REQUIRED TASK >> From the listing below, extract every line containing "PERFORMANCE".

Part of a data file:
* * *

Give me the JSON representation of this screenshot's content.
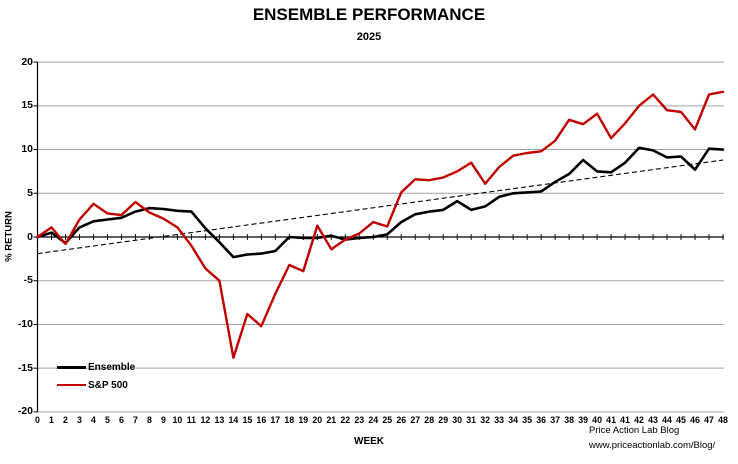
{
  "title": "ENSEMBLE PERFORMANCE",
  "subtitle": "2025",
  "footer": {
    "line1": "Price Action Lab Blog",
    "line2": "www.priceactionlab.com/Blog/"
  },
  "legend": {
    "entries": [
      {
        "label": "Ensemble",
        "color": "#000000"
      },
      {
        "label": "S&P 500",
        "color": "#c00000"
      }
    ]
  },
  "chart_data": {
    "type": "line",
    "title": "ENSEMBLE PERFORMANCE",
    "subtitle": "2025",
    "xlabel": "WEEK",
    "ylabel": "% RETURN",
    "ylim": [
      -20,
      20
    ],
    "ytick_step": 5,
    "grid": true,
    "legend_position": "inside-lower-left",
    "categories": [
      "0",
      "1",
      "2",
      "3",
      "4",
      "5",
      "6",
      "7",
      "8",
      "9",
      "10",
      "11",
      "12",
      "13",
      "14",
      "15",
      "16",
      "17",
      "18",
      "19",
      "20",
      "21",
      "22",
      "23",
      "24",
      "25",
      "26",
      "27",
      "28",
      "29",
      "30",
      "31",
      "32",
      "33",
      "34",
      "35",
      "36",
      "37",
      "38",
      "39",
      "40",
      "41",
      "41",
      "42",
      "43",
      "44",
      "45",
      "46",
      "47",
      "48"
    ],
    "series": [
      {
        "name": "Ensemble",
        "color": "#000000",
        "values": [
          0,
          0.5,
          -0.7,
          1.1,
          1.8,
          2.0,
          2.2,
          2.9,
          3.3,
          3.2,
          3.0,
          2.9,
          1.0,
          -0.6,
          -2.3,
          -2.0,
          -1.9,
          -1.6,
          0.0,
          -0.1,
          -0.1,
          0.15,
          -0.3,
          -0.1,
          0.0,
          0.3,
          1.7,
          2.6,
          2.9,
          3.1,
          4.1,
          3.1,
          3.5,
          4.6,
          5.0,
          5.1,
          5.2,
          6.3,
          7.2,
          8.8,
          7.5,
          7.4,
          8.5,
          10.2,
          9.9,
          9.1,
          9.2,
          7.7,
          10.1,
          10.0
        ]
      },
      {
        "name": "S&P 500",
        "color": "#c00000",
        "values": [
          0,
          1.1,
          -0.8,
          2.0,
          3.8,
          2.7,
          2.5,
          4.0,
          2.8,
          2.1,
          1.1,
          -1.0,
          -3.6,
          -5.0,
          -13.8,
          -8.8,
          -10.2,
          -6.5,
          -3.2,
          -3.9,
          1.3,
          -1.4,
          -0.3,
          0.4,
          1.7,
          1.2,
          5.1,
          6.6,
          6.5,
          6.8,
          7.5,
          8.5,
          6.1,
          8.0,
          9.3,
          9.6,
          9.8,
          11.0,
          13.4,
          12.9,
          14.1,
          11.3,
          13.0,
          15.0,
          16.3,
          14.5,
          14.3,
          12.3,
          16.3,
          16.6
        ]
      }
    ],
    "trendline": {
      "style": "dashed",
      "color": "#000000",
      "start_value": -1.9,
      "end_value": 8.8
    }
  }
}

* * *

IN RESPONSE >>
  "title": "ENSEMBLE PERFORMANCE",
    "title": "ENSEMBLE PERFORMANCE",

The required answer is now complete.